→ **About this task**
For this exercise, copy each line of the records that contains the word "population".

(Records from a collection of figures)
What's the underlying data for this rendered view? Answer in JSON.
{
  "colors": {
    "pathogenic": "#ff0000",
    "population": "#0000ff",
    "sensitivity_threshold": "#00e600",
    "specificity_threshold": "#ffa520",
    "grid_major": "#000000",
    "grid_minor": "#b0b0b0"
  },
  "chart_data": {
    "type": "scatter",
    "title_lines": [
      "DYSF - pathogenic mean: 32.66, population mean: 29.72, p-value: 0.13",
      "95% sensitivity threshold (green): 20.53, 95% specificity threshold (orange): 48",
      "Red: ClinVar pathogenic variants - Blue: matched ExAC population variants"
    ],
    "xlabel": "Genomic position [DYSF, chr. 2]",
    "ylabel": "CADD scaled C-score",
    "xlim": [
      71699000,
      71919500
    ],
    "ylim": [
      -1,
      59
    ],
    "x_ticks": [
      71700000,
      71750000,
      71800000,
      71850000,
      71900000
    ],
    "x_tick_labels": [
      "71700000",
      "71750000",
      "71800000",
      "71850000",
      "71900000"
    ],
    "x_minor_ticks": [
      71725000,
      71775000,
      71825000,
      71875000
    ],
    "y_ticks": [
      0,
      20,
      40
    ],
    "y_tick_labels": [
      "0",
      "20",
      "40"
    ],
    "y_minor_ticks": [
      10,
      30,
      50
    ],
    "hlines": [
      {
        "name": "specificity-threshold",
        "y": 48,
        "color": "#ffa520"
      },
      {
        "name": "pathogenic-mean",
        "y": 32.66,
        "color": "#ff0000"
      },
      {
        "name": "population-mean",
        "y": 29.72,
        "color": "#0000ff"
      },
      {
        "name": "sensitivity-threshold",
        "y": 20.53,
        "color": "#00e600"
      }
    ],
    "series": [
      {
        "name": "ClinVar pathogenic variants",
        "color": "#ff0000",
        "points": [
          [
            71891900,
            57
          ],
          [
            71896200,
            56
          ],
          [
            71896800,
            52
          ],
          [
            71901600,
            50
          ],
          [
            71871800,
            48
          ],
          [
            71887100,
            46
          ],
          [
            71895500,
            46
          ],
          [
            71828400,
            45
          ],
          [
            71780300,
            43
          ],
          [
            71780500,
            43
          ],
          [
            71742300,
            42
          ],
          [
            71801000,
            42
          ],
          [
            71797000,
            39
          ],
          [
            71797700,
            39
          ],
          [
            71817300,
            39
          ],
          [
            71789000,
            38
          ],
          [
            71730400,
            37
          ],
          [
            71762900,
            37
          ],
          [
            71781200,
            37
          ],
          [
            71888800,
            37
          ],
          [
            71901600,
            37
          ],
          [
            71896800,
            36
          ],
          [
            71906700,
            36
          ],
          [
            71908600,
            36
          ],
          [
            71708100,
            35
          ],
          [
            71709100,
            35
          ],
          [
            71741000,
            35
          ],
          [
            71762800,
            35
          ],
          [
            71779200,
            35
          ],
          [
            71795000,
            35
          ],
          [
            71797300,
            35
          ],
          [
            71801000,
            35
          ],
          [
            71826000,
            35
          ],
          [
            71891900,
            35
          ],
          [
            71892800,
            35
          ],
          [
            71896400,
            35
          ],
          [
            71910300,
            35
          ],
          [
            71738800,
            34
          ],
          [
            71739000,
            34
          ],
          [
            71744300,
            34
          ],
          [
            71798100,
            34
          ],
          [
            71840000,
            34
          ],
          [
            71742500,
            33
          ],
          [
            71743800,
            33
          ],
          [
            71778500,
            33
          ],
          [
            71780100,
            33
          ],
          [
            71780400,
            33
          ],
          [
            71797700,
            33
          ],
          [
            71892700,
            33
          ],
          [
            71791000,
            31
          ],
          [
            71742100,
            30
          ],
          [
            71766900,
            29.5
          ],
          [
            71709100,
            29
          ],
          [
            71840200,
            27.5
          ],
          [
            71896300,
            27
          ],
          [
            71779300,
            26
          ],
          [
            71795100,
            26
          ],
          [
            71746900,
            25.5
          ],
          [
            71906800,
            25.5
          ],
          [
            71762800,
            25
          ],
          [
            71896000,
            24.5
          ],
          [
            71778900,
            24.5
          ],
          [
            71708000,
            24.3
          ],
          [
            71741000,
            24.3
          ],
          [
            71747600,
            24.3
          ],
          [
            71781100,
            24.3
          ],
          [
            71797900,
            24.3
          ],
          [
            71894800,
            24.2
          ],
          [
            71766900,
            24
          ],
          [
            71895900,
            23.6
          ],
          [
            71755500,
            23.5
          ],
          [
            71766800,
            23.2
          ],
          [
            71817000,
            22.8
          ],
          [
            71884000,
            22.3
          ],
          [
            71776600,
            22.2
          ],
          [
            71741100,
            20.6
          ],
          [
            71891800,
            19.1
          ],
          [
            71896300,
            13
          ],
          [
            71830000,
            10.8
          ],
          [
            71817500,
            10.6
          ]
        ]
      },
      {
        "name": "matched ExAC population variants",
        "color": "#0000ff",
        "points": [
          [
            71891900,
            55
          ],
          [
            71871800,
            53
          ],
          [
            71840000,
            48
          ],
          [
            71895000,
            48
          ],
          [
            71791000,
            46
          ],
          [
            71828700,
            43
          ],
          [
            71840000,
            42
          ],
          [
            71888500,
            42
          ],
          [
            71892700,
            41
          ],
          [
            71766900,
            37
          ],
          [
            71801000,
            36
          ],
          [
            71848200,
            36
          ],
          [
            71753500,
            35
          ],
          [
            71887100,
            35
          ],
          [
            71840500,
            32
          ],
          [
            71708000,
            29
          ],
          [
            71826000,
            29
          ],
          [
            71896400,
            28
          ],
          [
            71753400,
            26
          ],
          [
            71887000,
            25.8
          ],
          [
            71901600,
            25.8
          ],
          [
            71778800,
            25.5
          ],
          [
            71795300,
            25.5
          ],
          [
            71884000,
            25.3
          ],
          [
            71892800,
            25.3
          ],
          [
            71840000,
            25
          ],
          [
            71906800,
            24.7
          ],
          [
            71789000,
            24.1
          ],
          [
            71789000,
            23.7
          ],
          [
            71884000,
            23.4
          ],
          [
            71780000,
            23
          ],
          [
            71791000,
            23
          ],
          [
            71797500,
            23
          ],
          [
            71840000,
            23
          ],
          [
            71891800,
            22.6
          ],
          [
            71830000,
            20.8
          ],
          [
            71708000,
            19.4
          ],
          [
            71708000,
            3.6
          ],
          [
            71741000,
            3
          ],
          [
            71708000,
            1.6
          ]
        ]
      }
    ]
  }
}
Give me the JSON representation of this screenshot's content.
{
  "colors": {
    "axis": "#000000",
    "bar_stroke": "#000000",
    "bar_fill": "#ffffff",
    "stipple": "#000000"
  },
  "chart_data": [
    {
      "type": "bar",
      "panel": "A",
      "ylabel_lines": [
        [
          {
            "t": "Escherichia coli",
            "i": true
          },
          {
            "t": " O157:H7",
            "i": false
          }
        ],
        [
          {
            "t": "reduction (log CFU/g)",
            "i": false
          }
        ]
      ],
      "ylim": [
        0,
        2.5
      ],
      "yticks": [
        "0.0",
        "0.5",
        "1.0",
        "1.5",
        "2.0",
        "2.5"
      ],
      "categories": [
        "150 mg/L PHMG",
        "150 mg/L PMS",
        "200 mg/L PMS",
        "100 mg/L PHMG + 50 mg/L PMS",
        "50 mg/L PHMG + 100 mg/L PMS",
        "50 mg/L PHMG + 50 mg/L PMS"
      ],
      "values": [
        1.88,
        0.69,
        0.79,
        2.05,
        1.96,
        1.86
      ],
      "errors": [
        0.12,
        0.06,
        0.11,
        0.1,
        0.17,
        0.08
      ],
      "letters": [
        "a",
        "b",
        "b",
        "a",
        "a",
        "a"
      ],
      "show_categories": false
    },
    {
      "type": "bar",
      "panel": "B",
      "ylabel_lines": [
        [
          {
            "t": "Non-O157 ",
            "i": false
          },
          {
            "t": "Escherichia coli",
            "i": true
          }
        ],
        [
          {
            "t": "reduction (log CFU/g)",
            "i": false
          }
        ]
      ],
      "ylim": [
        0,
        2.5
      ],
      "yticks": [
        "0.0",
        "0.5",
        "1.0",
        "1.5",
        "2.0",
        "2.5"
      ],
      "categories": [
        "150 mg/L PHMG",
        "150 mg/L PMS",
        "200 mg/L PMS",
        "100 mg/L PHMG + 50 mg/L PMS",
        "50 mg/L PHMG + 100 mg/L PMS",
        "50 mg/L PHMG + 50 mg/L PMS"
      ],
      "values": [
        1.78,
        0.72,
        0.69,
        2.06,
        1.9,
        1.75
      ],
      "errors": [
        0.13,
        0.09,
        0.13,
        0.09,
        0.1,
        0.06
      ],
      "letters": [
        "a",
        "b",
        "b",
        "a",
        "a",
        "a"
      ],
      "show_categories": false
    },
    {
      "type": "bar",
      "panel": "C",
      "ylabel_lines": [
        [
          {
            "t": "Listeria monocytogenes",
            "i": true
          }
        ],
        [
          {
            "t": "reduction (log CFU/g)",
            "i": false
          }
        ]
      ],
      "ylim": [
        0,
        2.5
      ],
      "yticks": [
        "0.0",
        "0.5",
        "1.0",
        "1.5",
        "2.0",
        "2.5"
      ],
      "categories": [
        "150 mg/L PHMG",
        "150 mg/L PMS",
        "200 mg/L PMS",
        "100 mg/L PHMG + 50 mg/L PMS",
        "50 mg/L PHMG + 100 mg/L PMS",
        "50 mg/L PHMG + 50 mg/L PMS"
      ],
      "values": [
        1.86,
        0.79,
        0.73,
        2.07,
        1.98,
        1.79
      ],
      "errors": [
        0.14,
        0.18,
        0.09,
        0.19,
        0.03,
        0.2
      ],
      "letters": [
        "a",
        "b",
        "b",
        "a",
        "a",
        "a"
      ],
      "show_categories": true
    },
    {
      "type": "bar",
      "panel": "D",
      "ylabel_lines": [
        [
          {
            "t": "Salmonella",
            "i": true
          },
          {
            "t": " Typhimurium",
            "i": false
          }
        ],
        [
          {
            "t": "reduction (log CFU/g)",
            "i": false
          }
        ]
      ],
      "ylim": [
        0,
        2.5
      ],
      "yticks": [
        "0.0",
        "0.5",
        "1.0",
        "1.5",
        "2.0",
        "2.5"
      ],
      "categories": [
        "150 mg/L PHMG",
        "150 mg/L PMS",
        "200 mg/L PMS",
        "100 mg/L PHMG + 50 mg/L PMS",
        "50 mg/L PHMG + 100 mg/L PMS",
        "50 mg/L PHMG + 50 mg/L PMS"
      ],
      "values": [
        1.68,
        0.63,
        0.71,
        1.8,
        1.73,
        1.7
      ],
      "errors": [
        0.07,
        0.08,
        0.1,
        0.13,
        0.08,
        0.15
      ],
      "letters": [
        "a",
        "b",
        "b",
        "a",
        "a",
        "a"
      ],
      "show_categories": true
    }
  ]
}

→ **Answer for the task**
    "population": "#0000ff",
      "DYSF - pathogenic mean: 32.66, population mean: 29.72, p-value: 0.13",
      "Red: ClinVar pathogenic variants - Blue: matched ExAC population variants"
        "name": "population-mean",
        "name": "matched ExAC population variants",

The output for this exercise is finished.